Exercise description: Reply with the count of lines holding "icon", nothing more.

## Begin Exercise materials

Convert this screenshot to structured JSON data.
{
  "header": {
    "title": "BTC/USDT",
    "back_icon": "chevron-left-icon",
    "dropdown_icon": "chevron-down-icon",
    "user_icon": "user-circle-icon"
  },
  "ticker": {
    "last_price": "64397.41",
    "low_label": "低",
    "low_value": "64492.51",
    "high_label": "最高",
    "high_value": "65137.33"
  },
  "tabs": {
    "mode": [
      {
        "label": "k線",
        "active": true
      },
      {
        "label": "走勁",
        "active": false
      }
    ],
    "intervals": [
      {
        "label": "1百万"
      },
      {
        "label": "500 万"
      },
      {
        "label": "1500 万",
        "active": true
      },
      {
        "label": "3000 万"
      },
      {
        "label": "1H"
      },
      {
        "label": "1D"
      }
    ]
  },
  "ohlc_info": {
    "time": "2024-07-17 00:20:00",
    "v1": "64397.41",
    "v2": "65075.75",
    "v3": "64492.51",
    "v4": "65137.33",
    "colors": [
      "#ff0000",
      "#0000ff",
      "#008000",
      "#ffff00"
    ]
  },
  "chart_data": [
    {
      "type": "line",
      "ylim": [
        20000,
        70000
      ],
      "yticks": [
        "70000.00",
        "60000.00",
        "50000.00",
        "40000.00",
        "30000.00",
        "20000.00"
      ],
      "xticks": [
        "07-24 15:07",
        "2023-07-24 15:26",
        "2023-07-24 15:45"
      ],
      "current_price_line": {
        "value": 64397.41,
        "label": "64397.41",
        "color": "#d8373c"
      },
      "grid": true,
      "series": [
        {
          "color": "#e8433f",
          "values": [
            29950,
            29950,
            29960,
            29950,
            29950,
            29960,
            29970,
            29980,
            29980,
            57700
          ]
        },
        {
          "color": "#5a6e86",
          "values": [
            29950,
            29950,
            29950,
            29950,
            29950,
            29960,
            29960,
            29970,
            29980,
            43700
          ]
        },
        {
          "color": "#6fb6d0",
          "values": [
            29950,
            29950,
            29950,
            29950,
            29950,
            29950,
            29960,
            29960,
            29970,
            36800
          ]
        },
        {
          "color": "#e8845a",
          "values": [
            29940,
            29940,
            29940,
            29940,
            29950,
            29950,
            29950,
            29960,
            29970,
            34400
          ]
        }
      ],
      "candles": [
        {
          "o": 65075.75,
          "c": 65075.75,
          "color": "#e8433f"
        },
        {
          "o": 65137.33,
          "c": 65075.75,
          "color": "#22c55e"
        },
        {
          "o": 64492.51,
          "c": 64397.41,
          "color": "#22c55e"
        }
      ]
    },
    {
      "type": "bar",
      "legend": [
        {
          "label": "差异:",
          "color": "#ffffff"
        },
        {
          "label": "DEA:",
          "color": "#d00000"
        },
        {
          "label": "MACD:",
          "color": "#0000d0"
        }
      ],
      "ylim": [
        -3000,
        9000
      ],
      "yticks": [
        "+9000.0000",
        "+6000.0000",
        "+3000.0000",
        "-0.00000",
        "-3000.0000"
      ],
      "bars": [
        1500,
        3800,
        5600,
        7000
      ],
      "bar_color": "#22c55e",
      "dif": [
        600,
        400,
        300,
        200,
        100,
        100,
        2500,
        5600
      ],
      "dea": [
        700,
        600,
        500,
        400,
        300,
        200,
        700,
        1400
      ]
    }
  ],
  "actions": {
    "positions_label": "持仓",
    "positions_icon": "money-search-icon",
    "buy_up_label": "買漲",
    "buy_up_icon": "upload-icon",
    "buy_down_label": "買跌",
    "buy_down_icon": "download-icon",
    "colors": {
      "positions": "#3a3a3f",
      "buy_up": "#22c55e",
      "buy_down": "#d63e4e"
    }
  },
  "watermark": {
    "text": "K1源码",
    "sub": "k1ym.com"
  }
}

## End Exercise materials

Output of the exercise: 6